GOAL:
Images are excluded; otherwise, output every record exactly.
#### INPUT FOR THIS TASK ####
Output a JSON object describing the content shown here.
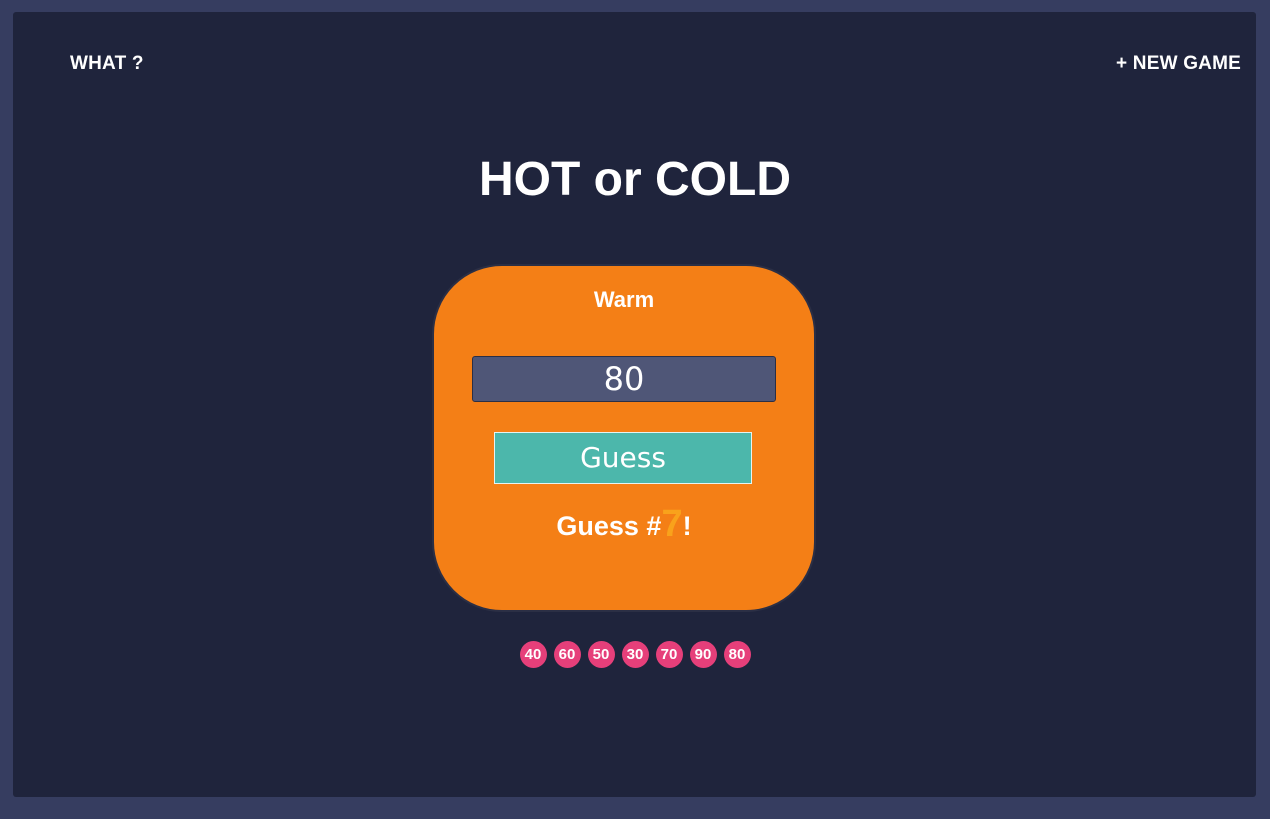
{
  "nav": {
    "what_label": "WHAT ?",
    "new_game_label": "+ NEW GAME"
  },
  "title": "HOT or COLD",
  "game": {
    "feedback": "Warm",
    "input_value": "80",
    "guess_button_label": "Guess",
    "count_prefix": "Guess #",
    "count": "7",
    "count_suffix": "!"
  },
  "history": [
    "40",
    "60",
    "50",
    "30",
    "70",
    "90",
    "80"
  ],
  "colors": {
    "background": "#1f243c",
    "card": "#f47f16",
    "button": "#4cb7ab",
    "chip": "#e63f7a",
    "count": "#f9a21b"
  }
}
####
RIGHT ANSWER:
Output a JSON object describing the content shown here.
{
  "nav": {
    "what_label": "WHAT ?",
    "new_game_label": "+ NEW GAME"
  },
  "title": "HOT or COLD",
  "game": {
    "feedback": "Warm",
    "input_value": "80",
    "guess_button_label": "Guess",
    "count_prefix": "Guess #",
    "count": "7",
    "count_suffix": "!"
  },
  "history": [
    "40",
    "60",
    "50",
    "30",
    "70",
    "90",
    "80"
  ],
  "colors": {
    "background": "#1f243c",
    "card": "#f47f16",
    "button": "#4cb7ab",
    "chip": "#e63f7a",
    "count": "#f9a21b"
  }
}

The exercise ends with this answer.